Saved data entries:
········
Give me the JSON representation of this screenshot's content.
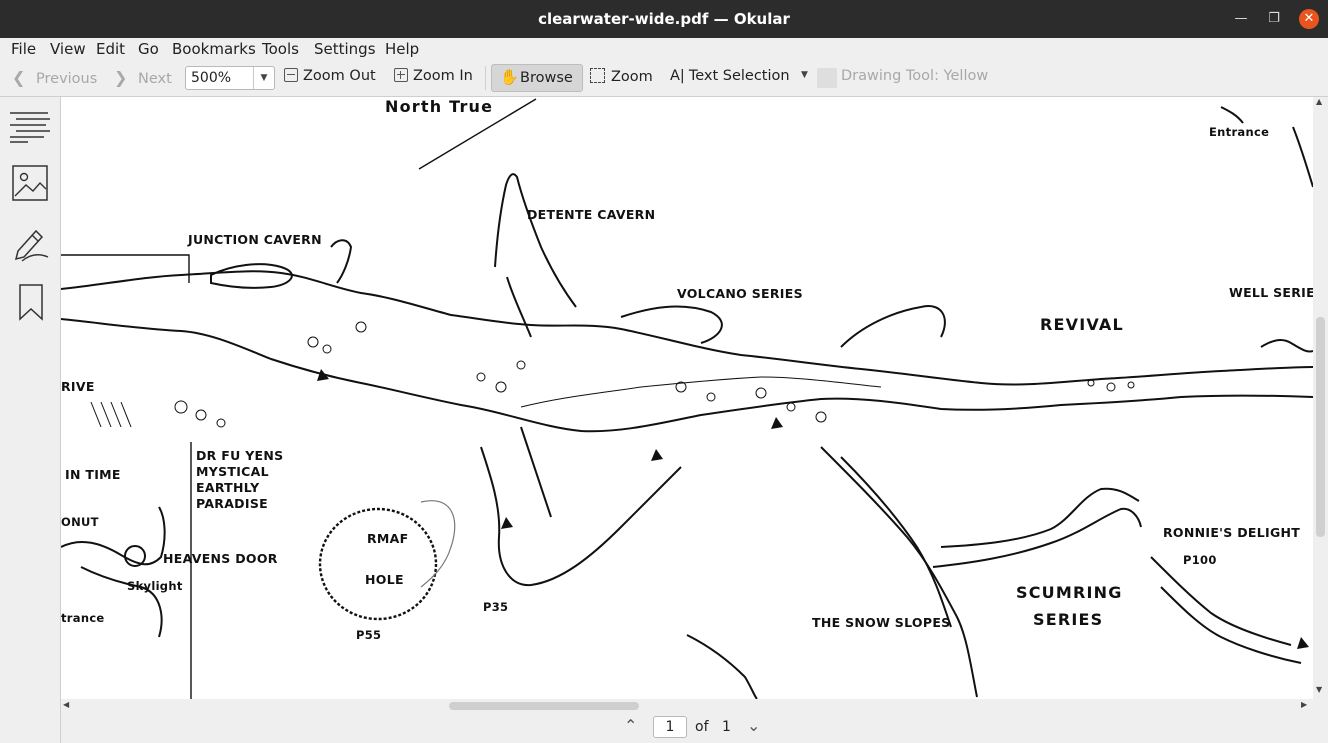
{
  "window": {
    "title": "clearwater-wide.pdf — Okular"
  },
  "menu": [
    "File",
    "View",
    "Edit",
    "Go",
    "Bookmarks",
    "Tools",
    "Settings",
    "Help"
  ],
  "toolbar": {
    "previous": "Previous",
    "next": "Next",
    "zoom_value": "500%",
    "zoom_out": "Zoom Out",
    "zoom_in": "Zoom In",
    "browse": "Browse",
    "zoom": "Zoom",
    "text_selection": "Text Selection",
    "drawing_tool": "Drawing Tool: Yellow"
  },
  "sidebar": {
    "icons": [
      "contents-icon",
      "thumbnails-icon",
      "annotations-icon",
      "bookmarks-icon"
    ]
  },
  "map": {
    "labels": {
      "north": "North True",
      "entrance": "Entrance",
      "detente": "DETENTE CAVERN",
      "junction": "JUNCTION CAVERN",
      "volcano": "VOLCANO SERIES",
      "well": "WELL SERIE",
      "revival": "REVIVAL",
      "rive": "RIVE",
      "in_time": "IN TIME",
      "drfu1": "DR FU YENS",
      "drfu2": "MYSTICAL",
      "drfu3": "EARTHLY",
      "drfu4": "PARADISE",
      "onut": "ONUT",
      "heavens": "HEAVENS DOOR",
      "skylight": "Skylight",
      "trance": "trance",
      "rmaf": "RMAF",
      "hole": "HOLE",
      "p55": "P55",
      "p35": "P35",
      "ronnie": "RONNIE'S DELIGHT",
      "p100": "P100",
      "scumring1": "SCUMRING",
      "scumring2": "SERIES",
      "snow": "THE SNOW SLOPES"
    }
  },
  "pager": {
    "current": "1",
    "of_label": "of",
    "total": "1"
  }
}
········
> _Stated goal_
Write the records out again in full, exactly, and skip every picture.

> _Exercise solution_
Give me the JSON representation of this screenshot's content.
{
  "window": {
    "title": "clearwater-wide.pdf — Okular"
  },
  "menu": [
    "File",
    "View",
    "Edit",
    "Go",
    "Bookmarks",
    "Tools",
    "Settings",
    "Help"
  ],
  "toolbar": {
    "previous": "Previous",
    "next": "Next",
    "zoom_value": "500%",
    "zoom_out": "Zoom Out",
    "zoom_in": "Zoom In",
    "browse": "Browse",
    "zoom": "Zoom",
    "text_selection": "Text Selection",
    "drawing_tool": "Drawing Tool: Yellow"
  },
  "sidebar": {
    "icons": [
      "contents-icon",
      "thumbnails-icon",
      "annotations-icon",
      "bookmarks-icon"
    ]
  },
  "map": {
    "labels": {
      "north": "North True",
      "entrance": "Entrance",
      "detente": "DETENTE CAVERN",
      "junction": "JUNCTION CAVERN",
      "volcano": "VOLCANO SERIES",
      "well": "WELL SERIE",
      "revival": "REVIVAL",
      "rive": "RIVE",
      "in_time": "IN TIME",
      "drfu1": "DR FU YENS",
      "drfu2": "MYSTICAL",
      "drfu3": "EARTHLY",
      "drfu4": "PARADISE",
      "onut": "ONUT",
      "heavens": "HEAVENS DOOR",
      "skylight": "Skylight",
      "trance": "trance",
      "rmaf": "RMAF",
      "hole": "HOLE",
      "p55": "P55",
      "p35": "P35",
      "ronnie": "RONNIE'S DELIGHT",
      "p100": "P100",
      "scumring1": "SCUMRING",
      "scumring2": "SERIES",
      "snow": "THE SNOW SLOPES"
    }
  },
  "pager": {
    "current": "1",
    "of_label": "of",
    "total": "1"
  }
}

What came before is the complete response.